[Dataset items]
=-=-=-=-=

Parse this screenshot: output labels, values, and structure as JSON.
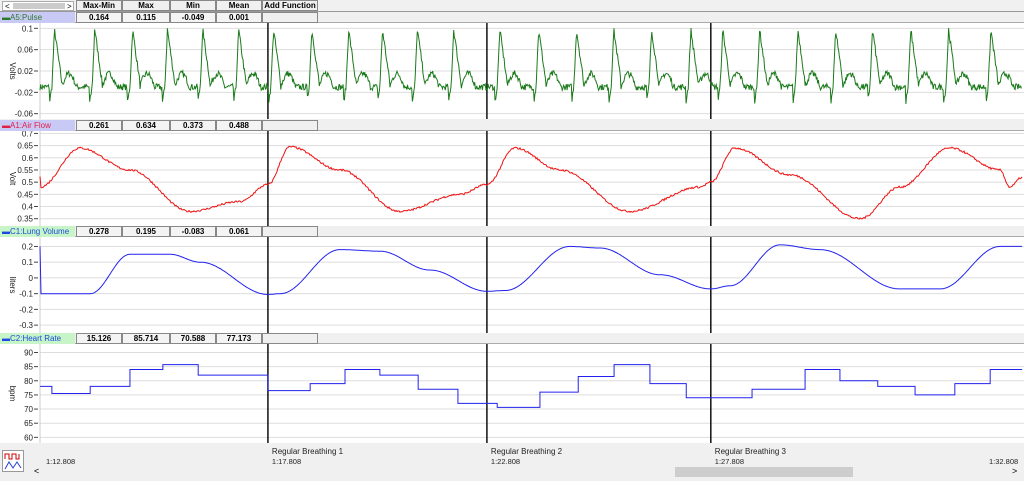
{
  "toolbar": {
    "columns": [
      "Max-Min",
      "Max",
      "Min",
      "Mean",
      "Add Function"
    ],
    "scroll_left": "<",
    "scroll_right": ">"
  },
  "time_range": [
    72.808,
    92.808
  ],
  "channels": [
    {
      "label": "A5:Pulse",
      "label_color": "#2a7a2a",
      "header_bg": "#c9c9f5",
      "values": [
        "0.164",
        "0.115",
        "-0.049",
        "0.001"
      ],
      "unit": "Volts",
      "color": "#1a7a1a",
      "ylim": [
        -0.07,
        0.11
      ],
      "ticks": [
        "0.1",
        "0.06",
        "0.02",
        "-0.02",
        "-0.06"
      ],
      "tick_values": [
        0.1,
        0.06,
        0.02,
        -0.02,
        -0.06
      ],
      "beats": [
        73.05,
        73.87,
        74.64,
        75.35,
        76.07,
        76.8,
        77.51,
        78.29,
        79.04,
        79.73,
        80.44,
        81.18,
        82.12,
        82.91,
        83.68,
        84.44,
        85.21,
        86.01,
        86.66,
        87.41,
        88.19,
        88.96,
        89.71,
        90.49,
        91.26,
        92.12
      ]
    },
    {
      "label": "A1:Air Flow",
      "label_color": "#e0204a",
      "header_bg": "#c9c9f5",
      "values": [
        "0.261",
        "0.634",
        "0.373",
        "0.488"
      ],
      "unit": "Volt",
      "color": "#ee1111",
      "ylim": [
        0.32,
        0.71
      ],
      "ticks": [
        "0.7",
        "0.65",
        "0.6",
        "0.55",
        "0.5",
        "0.45",
        "0.4",
        "0.35"
      ],
      "tick_values": [
        0.7,
        0.65,
        0.6,
        0.55,
        0.5,
        0.45,
        0.4,
        0.35
      ],
      "points": [
        [
          72.81,
          0.48
        ],
        [
          73.62,
          0.64
        ],
        [
          74.64,
          0.55
        ],
        [
          75.86,
          0.38
        ],
        [
          76.88,
          0.42
        ],
        [
          77.45,
          0.49
        ],
        [
          77.9,
          0.645
        ],
        [
          78.92,
          0.55
        ],
        [
          80.14,
          0.38
        ],
        [
          81.36,
          0.45
        ],
        [
          81.91,
          0.49
        ],
        [
          82.48,
          0.64
        ],
        [
          83.4,
          0.55
        ],
        [
          84.82,
          0.38
        ],
        [
          86.25,
          0.48
        ],
        [
          86.47,
          0.5
        ],
        [
          86.96,
          0.64
        ],
        [
          88.08,
          0.53
        ],
        [
          89.51,
          0.35
        ],
        [
          90.32,
          0.48
        ],
        [
          91.34,
          0.64
        ],
        [
          92.36,
          0.55
        ],
        [
          92.56,
          0.48
        ],
        [
          92.81,
          0.52
        ]
      ]
    },
    {
      "label": "C1:Lung Volume",
      "label_color": "#1a4adf",
      "header_bg": "#c8f5c8",
      "values": [
        "0.278",
        "0.195",
        "-0.083",
        "0.061"
      ],
      "unit": "liters",
      "color": "#2222ee",
      "ylim": [
        -0.35,
        0.26
      ],
      "ticks": [
        "0.2",
        "0.1",
        "0",
        "-0.1",
        "-0.2",
        "-0.3"
      ],
      "tick_values": [
        0.2,
        0.1,
        0,
        -0.1,
        -0.2,
        -0.3
      ],
      "points": [
        [
          72.81,
          -0.1
        ],
        [
          73.83,
          -0.1
        ],
        [
          74.64,
          0.15
        ],
        [
          75.46,
          0.15
        ],
        [
          76.07,
          0.1
        ],
        [
          77.45,
          -0.105
        ],
        [
          77.7,
          -0.1
        ],
        [
          78.92,
          0.18
        ],
        [
          79.73,
          0.17
        ],
        [
          80.75,
          0.05
        ],
        [
          81.91,
          -0.085
        ],
        [
          82.28,
          -0.08
        ],
        [
          83.6,
          0.2
        ],
        [
          84.21,
          0.19
        ],
        [
          85.44,
          0.02
        ],
        [
          86.47,
          -0.07
        ],
        [
          86.86,
          -0.05
        ],
        [
          87.88,
          0.21
        ],
        [
          88.69,
          0.18
        ],
        [
          90.32,
          -0.07
        ],
        [
          91.14,
          -0.07
        ],
        [
          92.36,
          0.2
        ],
        [
          92.81,
          0.2
        ]
      ]
    },
    {
      "label": "C2:Heart Rate",
      "label_color": "#1a4adf",
      "header_bg": "#c8f5c8",
      "values": [
        "15.126",
        "85.714",
        "70.588",
        "77.173"
      ],
      "unit": "bpm",
      "color": "#2222ee",
      "ylim": [
        58,
        93
      ],
      "ticks": [
        "90",
        "85",
        "80",
        "75",
        "70",
        "65",
        "60"
      ],
      "tick_values": [
        90,
        85,
        80,
        75,
        70,
        65,
        60
      ],
      "steps": [
        [
          72.81,
          78
        ],
        [
          73.05,
          75.5
        ],
        [
          73.83,
          78
        ],
        [
          74.64,
          84
        ],
        [
          75.31,
          85.7
        ],
        [
          76.03,
          82
        ],
        [
          77.45,
          76.5
        ],
        [
          78.31,
          79
        ],
        [
          79.02,
          84
        ],
        [
          79.73,
          82
        ],
        [
          80.51,
          77
        ],
        [
          81.32,
          72
        ],
        [
          82.12,
          70.6
        ],
        [
          82.99,
          76
        ],
        [
          83.77,
          81.5
        ],
        [
          84.5,
          85.7
        ],
        [
          85.23,
          79
        ],
        [
          85.97,
          74
        ],
        [
          87.31,
          77
        ],
        [
          88.39,
          84
        ],
        [
          89.1,
          80
        ],
        [
          89.87,
          78
        ],
        [
          90.63,
          75
        ],
        [
          91.44,
          79
        ],
        [
          92.16,
          84
        ],
        [
          92.81,
          84
        ]
      ]
    }
  ],
  "markers": [
    {
      "time": 77.45,
      "label": "Regular Breathing 1",
      "time_label": "1:17.808"
    },
    {
      "time": 81.91,
      "label": "Regular Breathing 2",
      "time_label": "1:22.808"
    },
    {
      "time": 86.47,
      "label": "Regular Breathing 3",
      "time_label": "1:27.808"
    }
  ],
  "time_axis": {
    "start": "1:12.808",
    "end": "1:32.808"
  },
  "scrollbar": {
    "left": "<",
    "right": ">",
    "position": 0.77
  }
}
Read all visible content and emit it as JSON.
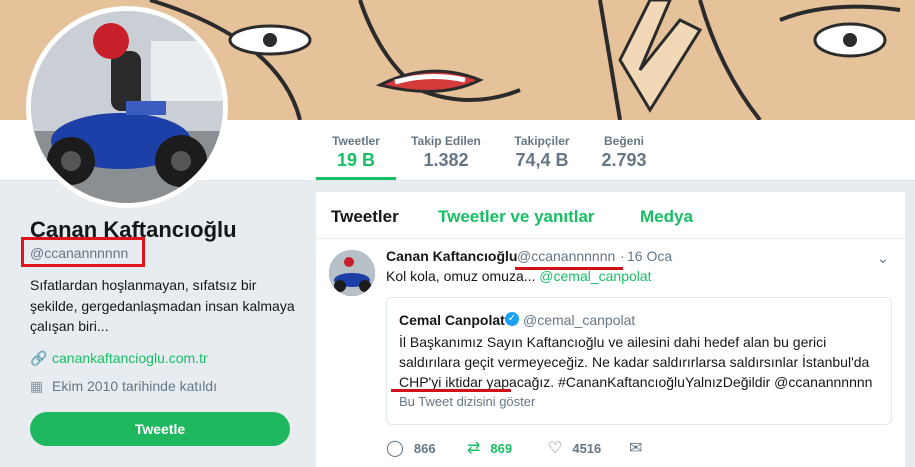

=-=-=-=-=

§ EXERCISE PROMPT: Omit the pictures, then output the rest of the listing exactly.

§ SOLUTION TO THIS EXERCISE:
Parse this screenshot: output labels, values, and structure as JSON.
{
  "toolbar": {
    "columns": [
      "Max-Min",
      "Max",
      "Min",
      "Mean",
      "Add Function"
    ],
    "scroll_left": "<",
    "scroll_right": ">"
  },
  "time_range": [
    72.808,
    92.808
  ],
  "channels": [
    {
      "label": "A5:Pulse",
      "label_color": "#2a7a2a",
      "header_bg": "#c9c9f5",
      "values": [
        "0.164",
        "0.115",
        "-0.049",
        "0.001"
      ],
      "unit": "Volts",
      "color": "#1a7a1a",
      "ylim": [
        -0.07,
        0.11
      ],
      "ticks": [
        "0.1",
        "0.06",
        "0.02",
        "-0.02",
        "-0.06"
      ],
      "tick_values": [
        0.1,
        0.06,
        0.02,
        -0.02,
        -0.06
      ],
      "beats": [
        73.05,
        73.87,
        74.64,
        75.35,
        76.07,
        76.8,
        77.51,
        78.29,
        79.04,
        79.73,
        80.44,
        81.18,
        82.12,
        82.91,
        83.68,
        84.44,
        85.21,
        86.01,
        86.66,
        87.41,
        88.19,
        88.96,
        89.71,
        90.49,
        91.26,
        92.12
      ]
    },
    {
      "label": "A1:Air Flow",
      "label_color": "#e0204a",
      "header_bg": "#c9c9f5",
      "values": [
        "0.261",
        "0.634",
        "0.373",
        "0.488"
      ],
      "unit": "Volt",
      "color": "#ee1111",
      "ylim": [
        0.32,
        0.71
      ],
      "ticks": [
        "0.7",
        "0.65",
        "0.6",
        "0.55",
        "0.5",
        "0.45",
        "0.4",
        "0.35"
      ],
      "tick_values": [
        0.7,
        0.65,
        0.6,
        0.55,
        0.5,
        0.45,
        0.4,
        0.35
      ],
      "points": [
        [
          72.81,
          0.48
        ],
        [
          73.62,
          0.64
        ],
        [
          74.64,
          0.55
        ],
        [
          75.86,
          0.38
        ],
        [
          76.88,
          0.42
        ],
        [
          77.45,
          0.49
        ],
        [
          77.9,
          0.645
        ],
        [
          78.92,
          0.55
        ],
        [
          80.14,
          0.38
        ],
        [
          81.36,
          0.45
        ],
        [
          81.91,
          0.49
        ],
        [
          82.48,
          0.64
        ],
        [
          83.4,
          0.55
        ],
        [
          84.82,
          0.38
        ],
        [
          86.25,
          0.48
        ],
        [
          86.47,
          0.5
        ],
        [
          86.96,
          0.64
        ],
        [
          88.08,
          0.53
        ],
        [
          89.51,
          0.35
        ],
        [
          90.32,
          0.48
        ],
        [
          91.34,
          0.64
        ],
        [
          92.36,
          0.55
        ],
        [
          92.56,
          0.48
        ],
        [
          92.81,
          0.52
        ]
      ]
    },
    {
      "label": "C1:Lung Volume",
      "label_color": "#1a4adf",
      "header_bg": "#c8f5c8",
      "values": [
        "0.278",
        "0.195",
        "-0.083",
        "0.061"
      ],
      "unit": "liters",
      "color": "#2222ee",
      "ylim": [
        -0.35,
        0.26
      ],
      "ticks": [
        "0.2",
        "0.1",
        "0",
        "-0.1",
        "-0.2",
        "-0.3"
      ],
      "tick_values": [
        0.2,
        0.1,
        0,
        -0.1,
        -0.2,
        -0.3
      ],
      "points": [
        [
          72.81,
          -0.1
        ],
        [
          73.83,
          -0.1
        ],
        [
          74.64,
          0.15
        ],
        [
          75.46,
          0.15
        ],
        [
          76.07,
          0.1
        ],
        [
          77.45,
          -0.105
        ],
        [
          77.7,
          -0.1
        ],
        [
          78.92,
          0.18
        ],
        [
          79.73,
          0.17
        ],
        [
          80.75,
          0.05
        ],
        [
          81.91,
          -0.085
        ],
        [
          82.28,
          -0.08
        ],
        [
          83.6,
          0.2
        ],
        [
          84.21,
          0.19
        ],
        [
          85.44,
          0.02
        ],
        [
          86.47,
          -0.07
        ],
        [
          86.86,
          -0.05
        ],
        [
          87.88,
          0.21
        ],
        [
          88.69,
          0.18
        ],
        [
          90.32,
          -0.07
        ],
        [
          91.14,
          -0.07
        ],
        [
          92.36,
          0.2
        ],
        [
          92.81,
          0.2
        ]
      ]
    },
    {
      "label": "C2:Heart Rate",
      "label_color": "#1a4adf",
      "header_bg": "#c8f5c8",
      "values": [
        "15.126",
        "85.714",
        "70.588",
        "77.173"
      ],
      "unit": "bpm",
      "color": "#2222ee",
      "ylim": [
        58,
        93
      ],
      "ticks": [
        "90",
        "85",
        "80",
        "75",
        "70",
        "65",
        "60"
      ],
      "tick_values": [
        90,
        85,
        80,
        75,
        70,
        65,
        60
      ],
      "steps": [
        [
          72.81,
          78
        ],
        [
          73.05,
          75.5
        ],
        [
          73.83,
          78
        ],
        [
          74.64,
          84
        ],
        [
          75.31,
          85.7
        ],
        [
          76.03,
          82
        ],
        [
          77.45,
          76.5
        ],
        [
          78.31,
          79
        ],
        [
          79.02,
          84
        ],
        [
          79.73,
          82
        ],
        [
          80.51,
          77
        ],
        [
          81.32,
          72
        ],
        [
          82.12,
          70.6
        ],
        [
          82.99,
          76
        ],
        [
          83.77,
          81.5
        ],
        [
          84.5,
          85.7
        ],
        [
          85.23,
          79
        ],
        [
          85.97,
          74
        ],
        [
          87.31,
          77
        ],
        [
          88.39,
          84
        ],
        [
          89.1,
          80
        ],
        [
          89.87,
          78
        ],
        [
          90.63,
          75
        ],
        [
          91.44,
          79
        ],
        [
          92.16,
          84
        ],
        [
          92.81,
          84
        ]
      ]
    }
  ],
  "markers": [
    {
      "time": 77.45,
      "label": "Regular Breathing 1",
      "time_label": "1:17.808"
    },
    {
      "time": 81.91,
      "label": "Regular Breathing 2",
      "time_label": "1:22.808"
    },
    {
      "time": 86.47,
      "label": "Regular Breathing 3",
      "time_label": "1:27.808"
    }
  ],
  "time_axis": {
    "start": "1:12.808",
    "end": "1:32.808"
  },
  "scrollbar": {
    "left": "<",
    "right": ">",
    "position": 0.77
  }
}
Read all visible content and emit it as JSON.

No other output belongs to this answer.